Figure collection entries
════════════════

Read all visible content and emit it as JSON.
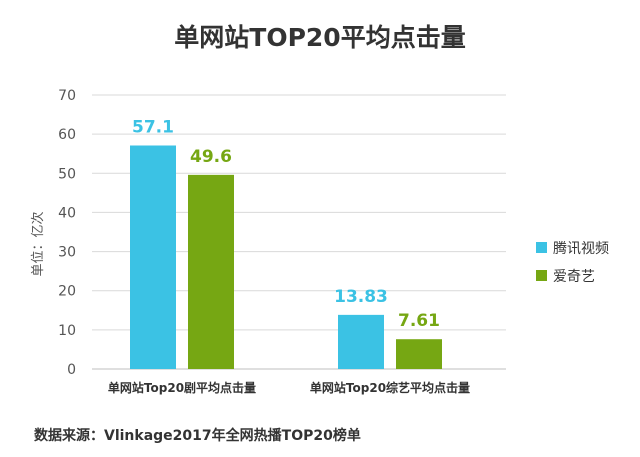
{
  "colors": {
    "tencent": "#3BC2E4",
    "iqiyi": "#76A713",
    "grid": "#D9D9D9",
    "axis": "#BFBFBF"
  },
  "source_note": "数据来源：Vlinkage2017年全网热播TOP20榜单",
  "chart_data": {
    "type": "bar",
    "title": "单网站TOP20平均点击量",
    "ylabel": "单位：亿次",
    "xlabel": "",
    "ylim": [
      0,
      70
    ],
    "yticks": [
      "0",
      "10",
      "20",
      "30",
      "40",
      "50",
      "60",
      "70"
    ],
    "categories": [
      "单网站Top20剧平均点击量",
      "单网站Top20综艺平均点击量"
    ],
    "series": [
      {
        "name": "腾讯视频",
        "color": "#3BC2E4",
        "values": [
          57.1,
          13.83
        ],
        "labels": [
          "57.1",
          "13.83"
        ]
      },
      {
        "name": "爱奇艺",
        "color": "#76A713",
        "values": [
          49.6,
          7.61
        ],
        "labels": [
          "49.6",
          "7.61"
        ]
      }
    ],
    "legend_position": "right",
    "grid": true
  }
}
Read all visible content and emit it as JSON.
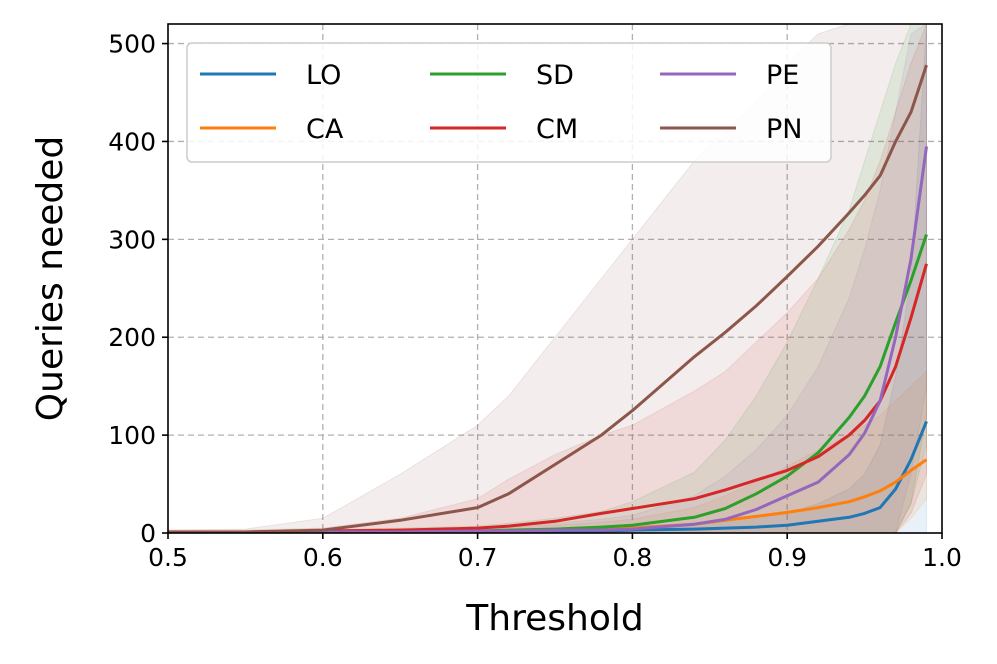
{
  "chart_data": {
    "type": "line",
    "title": "",
    "xlabel": "Threshold",
    "ylabel": "Queries needed",
    "xlim": [
      0.5,
      1.0
    ],
    "ylim": [
      0,
      520
    ],
    "grid": true,
    "legend_position": "top",
    "x_ticks": [
      0.5,
      0.6,
      0.7,
      0.8,
      0.9,
      1.0
    ],
    "x_tick_labels": [
      "0.5",
      "0.6",
      "0.7",
      "0.8",
      "0.9",
      "1.0"
    ],
    "y_ticks": [
      0,
      100,
      200,
      300,
      400,
      500
    ],
    "y_tick_labels": [
      "0",
      "100",
      "200",
      "300",
      "400",
      "500"
    ],
    "x": [
      0.5,
      0.55,
      0.6,
      0.65,
      0.7,
      0.72,
      0.75,
      0.78,
      0.8,
      0.84,
      0.86,
      0.88,
      0.9,
      0.92,
      0.94,
      0.95,
      0.96,
      0.97,
      0.98,
      0.99
    ],
    "series": [
      {
        "name": "LO",
        "color": "#1f77b4",
        "values": [
          1,
          1,
          1,
          1,
          2,
          2,
          2,
          2,
          3,
          4,
          5,
          6,
          8,
          12,
          16,
          20,
          26,
          45,
          75,
          114
        ],
        "lower": [
          0,
          0,
          0,
          0,
          0,
          0,
          0,
          0,
          0,
          0,
          0,
          0,
          0,
          0,
          0,
          0,
          0,
          0,
          0,
          0
        ],
        "upper": [
          2,
          2,
          2,
          3,
          4,
          4,
          5,
          6,
          7,
          10,
          13,
          16,
          20,
          30,
          45,
          60,
          90,
          160,
          260,
          520
        ]
      },
      {
        "name": "CA",
        "color": "#ff7f0e",
        "values": [
          1,
          1,
          1,
          1,
          2,
          2,
          3,
          4,
          5,
          9,
          13,
          17,
          21,
          26,
          32,
          37,
          43,
          52,
          64,
          75
        ],
        "lower": [
          0,
          0,
          0,
          0,
          0,
          0,
          0,
          0,
          0,
          0,
          0,
          0,
          0,
          0,
          0,
          0,
          0,
          0,
          15,
          35
        ],
        "upper": [
          2,
          2,
          3,
          4,
          5,
          6,
          8,
          11,
          14,
          26,
          38,
          52,
          68,
          85,
          100,
          110,
          120,
          135,
          150,
          165
        ]
      },
      {
        "name": "SD",
        "color": "#2ca02c",
        "values": [
          1,
          1,
          1,
          2,
          2,
          3,
          4,
          6,
          8,
          16,
          25,
          40,
          58,
          82,
          118,
          140,
          170,
          215,
          258,
          305
        ],
        "lower": [
          0,
          0,
          0,
          0,
          0,
          0,
          0,
          0,
          0,
          0,
          0,
          0,
          0,
          0,
          0,
          0,
          0,
          0,
          30,
          90
        ],
        "upper": [
          2,
          2,
          3,
          5,
          7,
          10,
          15,
          22,
          32,
          62,
          95,
          140,
          195,
          260,
          330,
          380,
          430,
          480,
          520,
          520
        ]
      },
      {
        "name": "CM",
        "color": "#d62728",
        "values": [
          1,
          1,
          2,
          3,
          5,
          7,
          12,
          20,
          25,
          35,
          44,
          54,
          64,
          78,
          100,
          115,
          135,
          170,
          220,
          275
        ],
        "lower": [
          0,
          0,
          0,
          0,
          0,
          0,
          0,
          0,
          0,
          0,
          0,
          0,
          0,
          0,
          0,
          0,
          0,
          0,
          20,
          60
        ],
        "upper": [
          3,
          3,
          5,
          15,
          35,
          55,
          80,
          100,
          110,
          145,
          165,
          195,
          225,
          260,
          310,
          340,
          380,
          430,
          480,
          520
        ]
      },
      {
        "name": "PE",
        "color": "#9467bd",
        "values": [
          1,
          1,
          1,
          1,
          2,
          2,
          3,
          3,
          4,
          9,
          14,
          24,
          38,
          52,
          80,
          102,
          135,
          200,
          280,
          395
        ],
        "lower": [
          0,
          0,
          0,
          0,
          0,
          0,
          0,
          0,
          0,
          0,
          0,
          0,
          0,
          0,
          0,
          0,
          0,
          0,
          60,
          150
        ],
        "upper": [
          2,
          2,
          2,
          3,
          5,
          7,
          10,
          14,
          18,
          38,
          58,
          85,
          120,
          170,
          240,
          290,
          350,
          430,
          510,
          520
        ]
      },
      {
        "name": "PN",
        "color": "#8c564b",
        "values": [
          1,
          1,
          3,
          13,
          26,
          40,
          70,
          100,
          125,
          180,
          205,
          232,
          262,
          293,
          327,
          345,
          365,
          400,
          430,
          478
        ],
        "lower": [
          0,
          0,
          0,
          0,
          0,
          0,
          0,
          0,
          0,
          0,
          0,
          0,
          0,
          0,
          0,
          0,
          0,
          0,
          30,
          120
        ],
        "upper": [
          3,
          4,
          15,
          60,
          110,
          140,
          200,
          260,
          300,
          380,
          410,
          440,
          480,
          510,
          520,
          520,
          520,
          520,
          520,
          520
        ]
      }
    ],
    "legend_order": [
      "LO",
      "SD",
      "PE",
      "CA",
      "CM",
      "PN"
    ]
  }
}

════════════════

[THE TASK]
Will you set down the records word for word while leaving out every picture?

[RESPONSE]
Read all visible content and emit it as JSON.
{
  "colors": {
    "tencent": "#3BC2E4",
    "iqiyi": "#76A713",
    "grid": "#D9D9D9",
    "axis": "#BFBFBF"
  },
  "source_note": "数据来源：Vlinkage2017年全网热播TOP20榜单",
  "chart_data": {
    "type": "bar",
    "title": "单网站TOP20平均点击量",
    "ylabel": "单位：亿次",
    "xlabel": "",
    "ylim": [
      0,
      70
    ],
    "yticks": [
      "0",
      "10",
      "20",
      "30",
      "40",
      "50",
      "60",
      "70"
    ],
    "categories": [
      "单网站Top20剧平均点击量",
      "单网站Top20综艺平均点击量"
    ],
    "series": [
      {
        "name": "腾讯视频",
        "color": "#3BC2E4",
        "values": [
          57.1,
          13.83
        ],
        "labels": [
          "57.1",
          "13.83"
        ]
      },
      {
        "name": "爱奇艺",
        "color": "#76A713",
        "values": [
          49.6,
          7.61
        ],
        "labels": [
          "49.6",
          "7.61"
        ]
      }
    ],
    "legend_position": "right",
    "grid": true
  }
}
Read all visible content and emit it as JSON.
{
  "chart_data": {
    "type": "line",
    "title": "",
    "xlabel": "Threshold",
    "ylabel": "Queries needed",
    "xlim": [
      0.5,
      1.0
    ],
    "ylim": [
      0,
      520
    ],
    "grid": true,
    "legend_position": "top",
    "x_ticks": [
      0.5,
      0.6,
      0.7,
      0.8,
      0.9,
      1.0
    ],
    "x_tick_labels": [
      "0.5",
      "0.6",
      "0.7",
      "0.8",
      "0.9",
      "1.0"
    ],
    "y_ticks": [
      0,
      100,
      200,
      300,
      400,
      500
    ],
    "y_tick_labels": [
      "0",
      "100",
      "200",
      "300",
      "400",
      "500"
    ],
    "x": [
      0.5,
      0.55,
      0.6,
      0.65,
      0.7,
      0.72,
      0.75,
      0.78,
      0.8,
      0.84,
      0.86,
      0.88,
      0.9,
      0.92,
      0.94,
      0.95,
      0.96,
      0.97,
      0.98,
      0.99
    ],
    "series": [
      {
        "name": "LO",
        "color": "#1f77b4",
        "values": [
          1,
          1,
          1,
          1,
          2,
          2,
          2,
          2,
          3,
          4,
          5,
          6,
          8,
          12,
          16,
          20,
          26,
          45,
          75,
          114
        ],
        "lower": [
          0,
          0,
          0,
          0,
          0,
          0,
          0,
          0,
          0,
          0,
          0,
          0,
          0,
          0,
          0,
          0,
          0,
          0,
          0,
          0
        ],
        "upper": [
          2,
          2,
          2,
          3,
          4,
          4,
          5,
          6,
          7,
          10,
          13,
          16,
          20,
          30,
          45,
          60,
          90,
          160,
          260,
          520
        ]
      },
      {
        "name": "CA",
        "color": "#ff7f0e",
        "values": [
          1,
          1,
          1,
          1,
          2,
          2,
          3,
          4,
          5,
          9,
          13,
          17,
          21,
          26,
          32,
          37,
          43,
          52,
          64,
          75
        ],
        "lower": [
          0,
          0,
          0,
          0,
          0,
          0,
          0,
          0,
          0,
          0,
          0,
          0,
          0,
          0,
          0,
          0,
          0,
          0,
          15,
          35
        ],
        "upper": [
          2,
          2,
          3,
          4,
          5,
          6,
          8,
          11,
          14,
          26,
          38,
          52,
          68,
          85,
          100,
          110,
          120,
          135,
          150,
          165
        ]
      },
      {
        "name": "SD",
        "color": "#2ca02c",
        "values": [
          1,
          1,
          1,
          2,
          2,
          3,
          4,
          6,
          8,
          16,
          25,
          40,
          58,
          82,
          118,
          140,
          170,
          215,
          258,
          305
        ],
        "lower": [
          0,
          0,
          0,
          0,
          0,
          0,
          0,
          0,
          0,
          0,
          0,
          0,
          0,
          0,
          0,
          0,
          0,
          0,
          30,
          90
        ],
        "upper": [
          2,
          2,
          3,
          5,
          7,
          10,
          15,
          22,
          32,
          62,
          95,
          140,
          195,
          260,
          330,
          380,
          430,
          480,
          520,
          520
        ]
      },
      {
        "name": "CM",
        "color": "#d62728",
        "values": [
          1,
          1,
          2,
          3,
          5,
          7,
          12,
          20,
          25,
          35,
          44,
          54,
          64,
          78,
          100,
          115,
          135,
          170,
          220,
          275
        ],
        "lower": [
          0,
          0,
          0,
          0,
          0,
          0,
          0,
          0,
          0,
          0,
          0,
          0,
          0,
          0,
          0,
          0,
          0,
          0,
          20,
          60
        ],
        "upper": [
          3,
          3,
          5,
          15,
          35,
          55,
          80,
          100,
          110,
          145,
          165,
          195,
          225,
          260,
          310,
          340,
          380,
          430,
          480,
          520
        ]
      },
      {
        "name": "PE",
        "color": "#9467bd",
        "values": [
          1,
          1,
          1,
          1,
          2,
          2,
          3,
          3,
          4,
          9,
          14,
          24,
          38,
          52,
          80,
          102,
          135,
          200,
          280,
          395
        ],
        "lower": [
          0,
          0,
          0,
          0,
          0,
          0,
          0,
          0,
          0,
          0,
          0,
          0,
          0,
          0,
          0,
          0,
          0,
          0,
          60,
          150
        ],
        "upper": [
          2,
          2,
          2,
          3,
          5,
          7,
          10,
          14,
          18,
          38,
          58,
          85,
          120,
          170,
          240,
          290,
          350,
          430,
          510,
          520
        ]
      },
      {
        "name": "PN",
        "color": "#8c564b",
        "values": [
          1,
          1,
          3,
          13,
          26,
          40,
          70,
          100,
          125,
          180,
          205,
          232,
          262,
          293,
          327,
          345,
          365,
          400,
          430,
          478
        ],
        "lower": [
          0,
          0,
          0,
          0,
          0,
          0,
          0,
          0,
          0,
          0,
          0,
          0,
          0,
          0,
          0,
          0,
          0,
          0,
          30,
          120
        ],
        "upper": [
          3,
          4,
          15,
          60,
          110,
          140,
          200,
          260,
          300,
          380,
          410,
          440,
          480,
          510,
          520,
          520,
          520,
          520,
          520,
          520
        ]
      }
    ],
    "legend_order": [
      "LO",
      "SD",
      "PE",
      "CA",
      "CM",
      "PN"
    ]
  }
}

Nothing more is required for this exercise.